- Directions for this task: For the material that follows, list every line containing the word "title".
-- Begin --
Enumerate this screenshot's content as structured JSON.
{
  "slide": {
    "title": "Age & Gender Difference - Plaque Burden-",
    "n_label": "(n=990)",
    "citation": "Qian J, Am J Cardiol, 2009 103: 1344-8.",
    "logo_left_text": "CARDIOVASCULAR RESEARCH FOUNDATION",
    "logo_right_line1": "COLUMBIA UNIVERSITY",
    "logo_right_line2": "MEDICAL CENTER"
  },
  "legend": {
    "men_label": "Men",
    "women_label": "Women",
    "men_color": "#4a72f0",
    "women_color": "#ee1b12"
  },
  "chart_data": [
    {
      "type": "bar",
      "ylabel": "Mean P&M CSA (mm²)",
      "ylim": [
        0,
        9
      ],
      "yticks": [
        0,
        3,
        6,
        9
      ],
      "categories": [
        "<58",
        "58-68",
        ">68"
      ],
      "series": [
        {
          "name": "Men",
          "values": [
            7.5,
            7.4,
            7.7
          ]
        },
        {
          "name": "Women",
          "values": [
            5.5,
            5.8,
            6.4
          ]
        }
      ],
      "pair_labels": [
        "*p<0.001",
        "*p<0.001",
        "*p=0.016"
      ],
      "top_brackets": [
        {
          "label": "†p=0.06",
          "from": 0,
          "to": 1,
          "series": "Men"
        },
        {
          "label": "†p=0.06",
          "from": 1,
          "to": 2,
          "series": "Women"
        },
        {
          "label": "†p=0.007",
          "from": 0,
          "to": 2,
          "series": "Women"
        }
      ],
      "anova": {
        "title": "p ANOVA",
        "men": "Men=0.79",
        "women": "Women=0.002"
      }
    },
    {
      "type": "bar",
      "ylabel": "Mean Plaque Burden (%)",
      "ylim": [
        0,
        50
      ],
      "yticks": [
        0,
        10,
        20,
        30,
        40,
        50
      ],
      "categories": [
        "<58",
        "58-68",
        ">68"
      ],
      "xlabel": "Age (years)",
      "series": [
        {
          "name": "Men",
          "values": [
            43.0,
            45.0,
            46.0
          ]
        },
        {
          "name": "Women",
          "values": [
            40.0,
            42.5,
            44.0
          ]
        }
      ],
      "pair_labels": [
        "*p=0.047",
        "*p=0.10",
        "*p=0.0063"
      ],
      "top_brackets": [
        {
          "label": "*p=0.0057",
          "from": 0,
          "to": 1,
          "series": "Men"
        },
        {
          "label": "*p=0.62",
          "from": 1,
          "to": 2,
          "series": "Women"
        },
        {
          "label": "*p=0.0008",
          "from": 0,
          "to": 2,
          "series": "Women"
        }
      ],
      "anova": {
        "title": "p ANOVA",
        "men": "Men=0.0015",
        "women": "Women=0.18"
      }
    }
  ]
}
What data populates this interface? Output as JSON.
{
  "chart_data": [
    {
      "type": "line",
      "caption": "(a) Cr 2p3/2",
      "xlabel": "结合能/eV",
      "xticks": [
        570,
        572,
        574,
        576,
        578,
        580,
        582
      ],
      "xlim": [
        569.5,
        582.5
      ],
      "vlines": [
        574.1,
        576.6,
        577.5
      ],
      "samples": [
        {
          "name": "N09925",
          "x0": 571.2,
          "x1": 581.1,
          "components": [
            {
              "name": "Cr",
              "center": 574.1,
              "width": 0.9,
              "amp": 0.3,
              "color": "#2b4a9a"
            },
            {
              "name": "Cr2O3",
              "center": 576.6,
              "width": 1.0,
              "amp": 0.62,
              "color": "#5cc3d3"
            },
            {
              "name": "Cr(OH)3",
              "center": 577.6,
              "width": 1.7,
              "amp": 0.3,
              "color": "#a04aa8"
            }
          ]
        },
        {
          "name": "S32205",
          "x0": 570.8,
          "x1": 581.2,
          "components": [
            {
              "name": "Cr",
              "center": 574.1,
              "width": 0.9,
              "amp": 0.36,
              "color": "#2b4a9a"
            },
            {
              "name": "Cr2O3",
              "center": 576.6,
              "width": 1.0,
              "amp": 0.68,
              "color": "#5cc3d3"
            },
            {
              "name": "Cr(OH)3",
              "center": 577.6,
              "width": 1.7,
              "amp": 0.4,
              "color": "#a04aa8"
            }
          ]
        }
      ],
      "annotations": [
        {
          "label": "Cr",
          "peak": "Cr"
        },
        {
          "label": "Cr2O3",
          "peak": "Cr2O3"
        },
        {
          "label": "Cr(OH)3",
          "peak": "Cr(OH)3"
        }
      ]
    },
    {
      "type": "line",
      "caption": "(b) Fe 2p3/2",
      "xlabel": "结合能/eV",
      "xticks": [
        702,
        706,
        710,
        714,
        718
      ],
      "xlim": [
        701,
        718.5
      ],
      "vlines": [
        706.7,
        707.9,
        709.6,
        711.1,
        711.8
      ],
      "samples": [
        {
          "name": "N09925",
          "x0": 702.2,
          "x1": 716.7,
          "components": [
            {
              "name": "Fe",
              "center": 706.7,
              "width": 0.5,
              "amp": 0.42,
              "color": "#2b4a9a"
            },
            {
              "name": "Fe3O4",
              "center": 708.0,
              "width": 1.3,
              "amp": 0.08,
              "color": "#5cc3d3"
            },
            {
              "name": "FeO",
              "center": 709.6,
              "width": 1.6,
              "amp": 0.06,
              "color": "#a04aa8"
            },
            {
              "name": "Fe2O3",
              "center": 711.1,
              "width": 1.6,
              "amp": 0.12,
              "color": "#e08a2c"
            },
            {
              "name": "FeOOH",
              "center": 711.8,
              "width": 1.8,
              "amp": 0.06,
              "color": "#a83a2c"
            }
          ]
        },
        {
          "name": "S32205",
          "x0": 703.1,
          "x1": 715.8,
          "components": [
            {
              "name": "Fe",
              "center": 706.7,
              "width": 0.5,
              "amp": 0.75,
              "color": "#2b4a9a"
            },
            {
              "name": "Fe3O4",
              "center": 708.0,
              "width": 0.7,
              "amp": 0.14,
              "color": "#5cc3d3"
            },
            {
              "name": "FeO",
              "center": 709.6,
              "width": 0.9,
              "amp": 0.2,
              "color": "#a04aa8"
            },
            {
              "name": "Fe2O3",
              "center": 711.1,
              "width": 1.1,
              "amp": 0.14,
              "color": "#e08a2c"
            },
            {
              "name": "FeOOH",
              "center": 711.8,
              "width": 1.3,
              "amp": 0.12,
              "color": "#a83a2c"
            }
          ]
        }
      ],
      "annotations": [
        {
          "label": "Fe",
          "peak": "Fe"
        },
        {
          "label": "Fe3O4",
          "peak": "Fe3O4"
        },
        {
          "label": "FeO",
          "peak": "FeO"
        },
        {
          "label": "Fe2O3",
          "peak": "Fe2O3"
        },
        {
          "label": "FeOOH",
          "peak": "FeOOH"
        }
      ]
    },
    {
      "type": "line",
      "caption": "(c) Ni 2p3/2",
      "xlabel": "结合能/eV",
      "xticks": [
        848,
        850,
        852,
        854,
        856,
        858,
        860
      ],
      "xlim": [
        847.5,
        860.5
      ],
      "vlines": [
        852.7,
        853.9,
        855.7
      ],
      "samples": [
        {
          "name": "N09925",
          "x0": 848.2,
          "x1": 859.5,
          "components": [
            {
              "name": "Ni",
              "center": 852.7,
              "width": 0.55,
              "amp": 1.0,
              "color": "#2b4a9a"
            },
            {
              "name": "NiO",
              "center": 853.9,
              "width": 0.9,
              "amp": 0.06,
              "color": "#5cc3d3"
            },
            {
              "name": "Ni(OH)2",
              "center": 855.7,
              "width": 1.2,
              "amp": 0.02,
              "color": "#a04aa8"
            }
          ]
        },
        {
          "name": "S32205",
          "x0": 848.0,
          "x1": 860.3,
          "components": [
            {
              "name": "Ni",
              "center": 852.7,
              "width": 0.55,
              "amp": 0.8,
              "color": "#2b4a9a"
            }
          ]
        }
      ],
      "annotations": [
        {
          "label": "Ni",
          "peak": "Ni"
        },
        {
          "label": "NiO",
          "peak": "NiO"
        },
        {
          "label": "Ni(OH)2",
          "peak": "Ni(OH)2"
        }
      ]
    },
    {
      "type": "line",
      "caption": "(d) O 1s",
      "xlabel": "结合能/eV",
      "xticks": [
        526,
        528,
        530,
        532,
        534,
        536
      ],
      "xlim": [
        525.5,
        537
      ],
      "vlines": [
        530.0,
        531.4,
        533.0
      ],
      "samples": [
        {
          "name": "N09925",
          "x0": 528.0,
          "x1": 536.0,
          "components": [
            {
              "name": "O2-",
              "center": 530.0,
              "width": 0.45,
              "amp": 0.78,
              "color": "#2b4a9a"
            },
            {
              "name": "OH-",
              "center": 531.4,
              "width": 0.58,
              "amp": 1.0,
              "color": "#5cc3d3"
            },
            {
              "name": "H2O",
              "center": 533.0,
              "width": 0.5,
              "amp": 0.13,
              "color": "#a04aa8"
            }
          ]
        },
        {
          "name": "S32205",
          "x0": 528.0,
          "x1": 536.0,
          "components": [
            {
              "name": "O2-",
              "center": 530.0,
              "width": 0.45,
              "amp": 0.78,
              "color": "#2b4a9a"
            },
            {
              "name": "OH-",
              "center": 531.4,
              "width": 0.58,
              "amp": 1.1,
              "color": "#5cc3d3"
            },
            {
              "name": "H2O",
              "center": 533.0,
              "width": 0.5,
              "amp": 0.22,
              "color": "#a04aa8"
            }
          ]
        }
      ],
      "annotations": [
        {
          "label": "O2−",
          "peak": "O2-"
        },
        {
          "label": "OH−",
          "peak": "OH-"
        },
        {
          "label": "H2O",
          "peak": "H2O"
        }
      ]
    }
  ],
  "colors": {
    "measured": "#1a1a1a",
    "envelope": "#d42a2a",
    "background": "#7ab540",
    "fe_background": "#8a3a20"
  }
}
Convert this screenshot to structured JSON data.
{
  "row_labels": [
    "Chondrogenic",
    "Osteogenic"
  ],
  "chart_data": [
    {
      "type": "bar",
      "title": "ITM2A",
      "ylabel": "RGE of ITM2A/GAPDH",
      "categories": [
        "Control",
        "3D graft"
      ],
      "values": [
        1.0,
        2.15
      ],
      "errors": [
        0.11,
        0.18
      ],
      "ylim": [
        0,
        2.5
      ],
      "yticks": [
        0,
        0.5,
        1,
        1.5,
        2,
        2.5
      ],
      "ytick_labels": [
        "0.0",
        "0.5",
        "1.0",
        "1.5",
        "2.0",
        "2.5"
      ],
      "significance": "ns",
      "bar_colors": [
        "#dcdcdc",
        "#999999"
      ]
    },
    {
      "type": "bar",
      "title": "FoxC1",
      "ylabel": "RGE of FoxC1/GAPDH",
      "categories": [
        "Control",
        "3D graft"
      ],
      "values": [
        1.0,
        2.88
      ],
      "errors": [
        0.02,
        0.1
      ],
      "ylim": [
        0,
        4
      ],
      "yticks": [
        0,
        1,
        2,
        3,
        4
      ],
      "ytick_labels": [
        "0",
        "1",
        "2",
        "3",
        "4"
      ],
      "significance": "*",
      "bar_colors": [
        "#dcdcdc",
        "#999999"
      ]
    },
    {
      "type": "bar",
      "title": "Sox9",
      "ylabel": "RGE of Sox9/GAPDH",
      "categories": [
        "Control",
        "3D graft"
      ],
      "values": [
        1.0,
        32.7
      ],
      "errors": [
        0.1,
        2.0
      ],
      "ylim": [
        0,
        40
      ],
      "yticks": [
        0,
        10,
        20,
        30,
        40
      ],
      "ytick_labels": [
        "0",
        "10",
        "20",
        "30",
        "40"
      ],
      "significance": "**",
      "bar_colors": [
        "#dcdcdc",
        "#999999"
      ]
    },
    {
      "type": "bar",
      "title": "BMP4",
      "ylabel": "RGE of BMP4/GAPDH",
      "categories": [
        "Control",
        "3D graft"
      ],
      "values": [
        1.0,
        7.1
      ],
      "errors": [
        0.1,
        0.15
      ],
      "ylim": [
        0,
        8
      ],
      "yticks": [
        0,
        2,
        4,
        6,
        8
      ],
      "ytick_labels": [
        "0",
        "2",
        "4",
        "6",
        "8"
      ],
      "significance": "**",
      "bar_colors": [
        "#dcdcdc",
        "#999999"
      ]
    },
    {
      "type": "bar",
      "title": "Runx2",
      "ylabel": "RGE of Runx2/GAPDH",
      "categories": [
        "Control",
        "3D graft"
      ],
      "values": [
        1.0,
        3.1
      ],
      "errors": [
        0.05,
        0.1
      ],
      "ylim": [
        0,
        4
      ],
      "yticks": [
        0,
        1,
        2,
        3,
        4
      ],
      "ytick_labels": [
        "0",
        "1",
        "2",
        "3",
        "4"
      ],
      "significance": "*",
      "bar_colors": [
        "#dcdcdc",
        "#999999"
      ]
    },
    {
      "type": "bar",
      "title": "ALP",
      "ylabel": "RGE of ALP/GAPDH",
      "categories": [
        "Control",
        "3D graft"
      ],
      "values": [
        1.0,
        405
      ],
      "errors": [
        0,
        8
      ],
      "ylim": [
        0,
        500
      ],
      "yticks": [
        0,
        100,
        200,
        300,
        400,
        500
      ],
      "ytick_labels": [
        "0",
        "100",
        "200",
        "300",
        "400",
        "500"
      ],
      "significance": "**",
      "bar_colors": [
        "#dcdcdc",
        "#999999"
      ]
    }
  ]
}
-- End --
- Written response:
    "title": "Age & Gender Difference - Plaque Burden-",
        "title": "p ANOVA",
        "title": "p ANOVA",
      "title": "ITM2A",
      "title": "FoxC1",
      "title": "Sox9",
      "title": "BMP4",
      "title": "Runx2",
      "title": "ALP",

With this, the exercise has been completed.